> [Aim of the task]:
Can you copy out the data exactly? Leave the images out.

--- START Dataset records ---

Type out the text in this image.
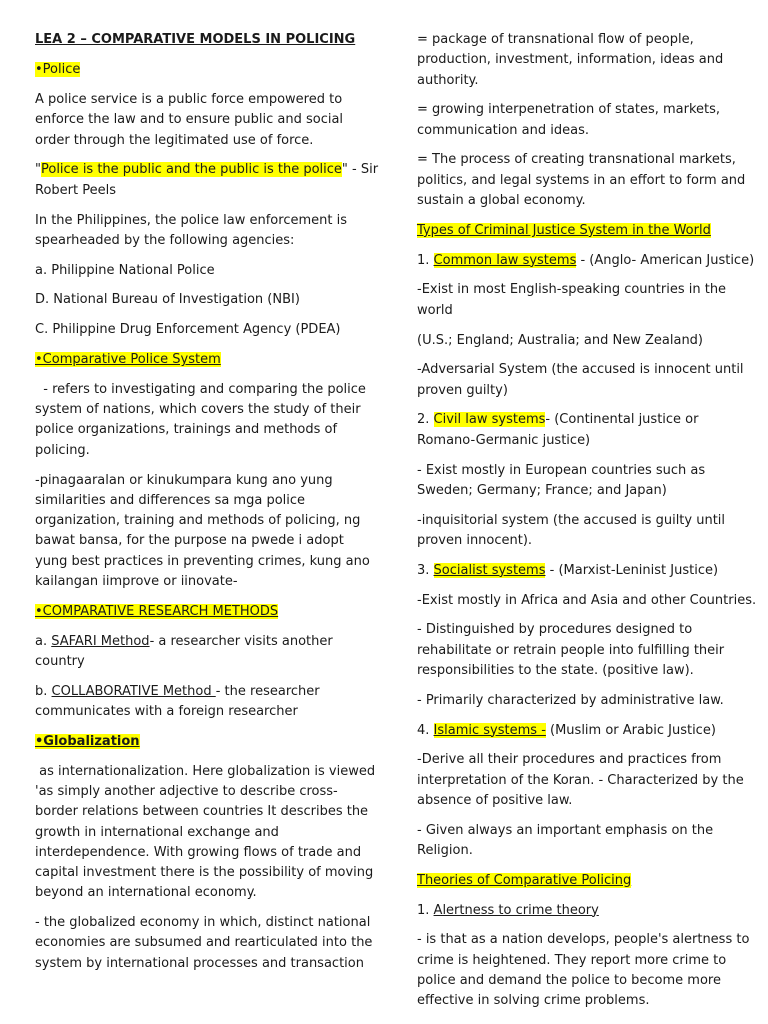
LEA 2 – COMPARATIVE MODELS IN POLICING

•Police

A police service is a public force empowered to enforce the law and to ensure public and social order through the legitimated use of force.

"Police is the public and the public is the police" - Sir Robert Peels

In the Philippines, the police law enforcement is spearheaded by the following agencies:

a. Philippine National Police

D. National Bureau of Investigation (NBI)

C. Philippine Drug Enforcement Agency (PDEA)

•Comparative Police System

- refers to investigating and comparing the police system of nations, which covers the study of their police organizations, trainings and methods of policing.

-pinagaaralan or kinukumpara kung ano yung similarities and differences sa mga police organization, training and methods of policing, ng bawat bansa, for the purpose na pwede i adopt yung best practices in preventing crimes, kung ano kailangan iimprove or iinovate-

•COMPARATIVE RESEARCH METHODS

a. SAFARI Method- a researcher visits another country

b. COLLABORATIVE Method - the researcher communicates with a foreign researcher

•Globalization

as internationalization. Here globalization is viewed 'as simply another adjective to describe cross-border relations between countries It describes the growth in international exchange and interdependence. With growing flows of trade and capital investment there is the possibility of moving beyond an international economy.

- the globalized economy in which, distinct national economies are subsumed and rearticulated into the system by international processes and transaction

= package of transnational flow of people, production, investment, information, ideas and authority.

= growing interpenetration of states, markets, communication and ideas.

= The process of creating transnational markets, politics, and legal systems in an effort to form and sustain a global economy.

Types of Criminal Justice System in the World

1. Common law systems - (Anglo- American Justice)

-Exist in most English-speaking countries in the world

(U.S.; England; Australia; and New Zealand)

-Adversarial System (the accused is innocent until proven guilty)

2. Civil law systems- (Continental justice or Romano-Germanic justice)

- Exist mostly in European countries such as Sweden; Germany; France; and Japan)

-inquisitorial system (the accused is guilty until proven innocent).

3. Socialist systems - (Marxist-Leninist Justice)

-Exist mostly in Africa and Asia and other Countries.

- Distinguished by procedures designed to rehabilitate or retrain people into fulfilling their responsibilities to the state. (positive law).

- Primarily characterized by administrative law.

4. Islamic systems - (Muslim or Arabic Justice)

-Derive all their procedures and practices from interpretation of the Koran. - Characterized by the absence of positive law.

- Given always an important emphasis on the Religion.

Theories of Comparative Policing

1. Alertness to crime theory

- is that as a nation develops, people's alertness to crime is heightened. They report more crime to police and demand the police to become more effective in solving crime problems.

--- END Dataset records ---

> [Answer in full]:
Type out the text in this image.
LEA 2 – COMPARATIVE MODELS IN POLICING

•Police

A police service is a public force empowered to enforce the law and to ensure public and social order through the legitimated use of force.

"Police is the public and the public is the police" - Sir Robert Peels

In the Philippines, the police law enforcement is spearheaded by the following agencies:

a. Philippine National Police

D. National Bureau of Investigation (NBI)

C. Philippine Drug Enforcement Agency (PDEA)

•Comparative Police System

- refers to investigating and comparing the police system of nations, which covers the study of their police organizations, trainings and methods of policing.

-pinagaaralan or kinukumpara kung ano yung similarities and differences sa mga police organization, training and methods of policing, ng bawat bansa, for the purpose na pwede i adopt yung best practices in preventing crimes, kung ano kailangan iimprove or iinovate-

•COMPARATIVE RESEARCH METHODS

a. SAFARI Method- a researcher visits another country

b. COLLABORATIVE Method - the researcher communicates with a foreign researcher

•Globalization

as internationalization. Here globalization is viewed 'as simply another adjective to describe cross-border relations between countries It describes the growth in international exchange and interdependence. With growing flows of trade and capital investment there is the possibility of moving beyond an international economy.

- the globalized economy in which, distinct national economies are subsumed and rearticulated into the system by international processes and transaction

= package of transnational flow of people, production, investment, information, ideas and authority.

= growing interpenetration of states, markets, communication and ideas.

= The process of creating transnational markets, politics, and legal systems in an effort to form and sustain a global economy.

Types of Criminal Justice System in the World

1. Common law systems - (Anglo- American Justice)

-Exist in most English-speaking countries in the world

(U.S.; England; Australia; and New Zealand)

-Adversarial System (the accused is innocent until proven guilty)

2. Civil law systems- (Continental justice or Romano-Germanic justice)

- Exist mostly in European countries such as Sweden; Germany; France; and Japan)

-inquisitorial system (the accused is guilty until proven innocent).

3. Socialist systems - (Marxist-Leninist Justice)

-Exist mostly in Africa and Asia and other Countries.

- Distinguished by procedures designed to rehabilitate or retrain people into fulfilling their responsibilities to the state. (positive law).

- Primarily characterized by administrative law.

4. Islamic systems - (Muslim or Arabic Justice)

-Derive all their procedures and practices from interpretation of the Koran. - Characterized by the absence of positive law.

- Given always an important emphasis on the Religion.

Theories of Comparative Policing

1. Alertness to crime theory

- is that as a nation develops, people's alertness to crime is heightened. They report more crime to police and demand the police to become more effective in solving crime problems.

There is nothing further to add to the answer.